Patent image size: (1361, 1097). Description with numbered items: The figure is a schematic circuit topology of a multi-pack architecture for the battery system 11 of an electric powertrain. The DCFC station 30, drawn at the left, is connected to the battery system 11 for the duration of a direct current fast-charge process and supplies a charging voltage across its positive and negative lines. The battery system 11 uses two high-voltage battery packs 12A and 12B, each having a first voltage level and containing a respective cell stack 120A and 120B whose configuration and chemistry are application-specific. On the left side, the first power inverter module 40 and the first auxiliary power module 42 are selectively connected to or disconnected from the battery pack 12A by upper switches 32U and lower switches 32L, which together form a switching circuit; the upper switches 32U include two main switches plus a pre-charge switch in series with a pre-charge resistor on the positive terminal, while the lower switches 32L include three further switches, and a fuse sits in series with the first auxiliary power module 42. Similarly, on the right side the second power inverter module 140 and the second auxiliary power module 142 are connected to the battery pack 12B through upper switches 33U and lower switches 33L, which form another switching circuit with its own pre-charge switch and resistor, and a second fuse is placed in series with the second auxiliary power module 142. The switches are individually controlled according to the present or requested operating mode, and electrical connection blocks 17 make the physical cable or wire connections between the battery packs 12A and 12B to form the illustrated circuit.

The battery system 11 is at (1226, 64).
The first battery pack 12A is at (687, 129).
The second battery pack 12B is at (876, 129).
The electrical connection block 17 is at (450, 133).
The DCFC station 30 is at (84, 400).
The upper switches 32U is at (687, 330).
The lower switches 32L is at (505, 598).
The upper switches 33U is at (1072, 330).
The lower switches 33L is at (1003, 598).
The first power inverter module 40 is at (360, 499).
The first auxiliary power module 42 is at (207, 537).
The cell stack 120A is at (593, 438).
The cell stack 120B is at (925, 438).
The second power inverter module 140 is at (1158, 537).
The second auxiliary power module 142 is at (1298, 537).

* _What you will do_:
Express all of the data above as a two-column CSV headed description and locations, with one row per block: the block's text under description and its answer under locations. Put each value in a single quoted field and replace line breaks with spaces.

* _Solved problem_:
description,locations
"Patent image size: (1361, 1097). Description with numbered items: The figure is a schematic circuit topology of a multi-pack architecture for the battery system 11 of an electric powertrain. The DCFC station 30, drawn at the left, is connected to the battery system 11 for the duration of a direct current fast-charge process and supplies a charging voltage across its positive and negative lines. The battery system 11 uses two high-voltage battery packs 12A and 12B, each having a first voltage level and containing a respective cell stack 120A and 120B whose configuration and chemistry are application-specific. On the left side, the first power inverter module 40 and the first auxiliary power module 42 are selectively connected to or disconnected from the battery pack 12A by upper switches 32U and lower switches 32L, which together form a switching circuit; the upper switches 32U include two main switches plus a pre-charge switch in series with a pre-charge resistor on the positive terminal, while the lower switches 32L include three further switches, and a fuse sits in series with the first auxiliary power module 42. Similarly, on the right side the second power inverter module 140 and the second auxiliary power module 142 are connected to the battery pack 12B through upper switches 33U and lower switches 33L, which form another switching circuit with its own pre-charge switch and resistor, and a second fuse is placed in series with the second auxiliary power module 142. The switches are individually controlled according to the present or requested operating mode, and electrical connection blocks 17 make the physical cable or wire connections between the battery packs 12A and 12B to form the illustrated circuit.","The battery system 11 is at (1226, 64). The first battery pack 12A is at (687, 129). The second battery pack 12B is at (876, 129). The electrical connection block 17 is at (450, 133). The DCFC station 30 is at (84, 400). The upper switches 32U is at (687, 330). The lower switches 32L is at (505, 598). The upper switches 33U is at (1072, 330). The lower switches 33L is at (1003, 598). The first power inverter module 40 is at (360, 499). The first auxiliary power module 42 is at (207, 537). The cell stack 120A is at (593, 438). The cell stack 120B is at (925, 438). The second power inverter module 140 is at (1158, 537). The second auxiliary power module 142 is at (1298, 537)."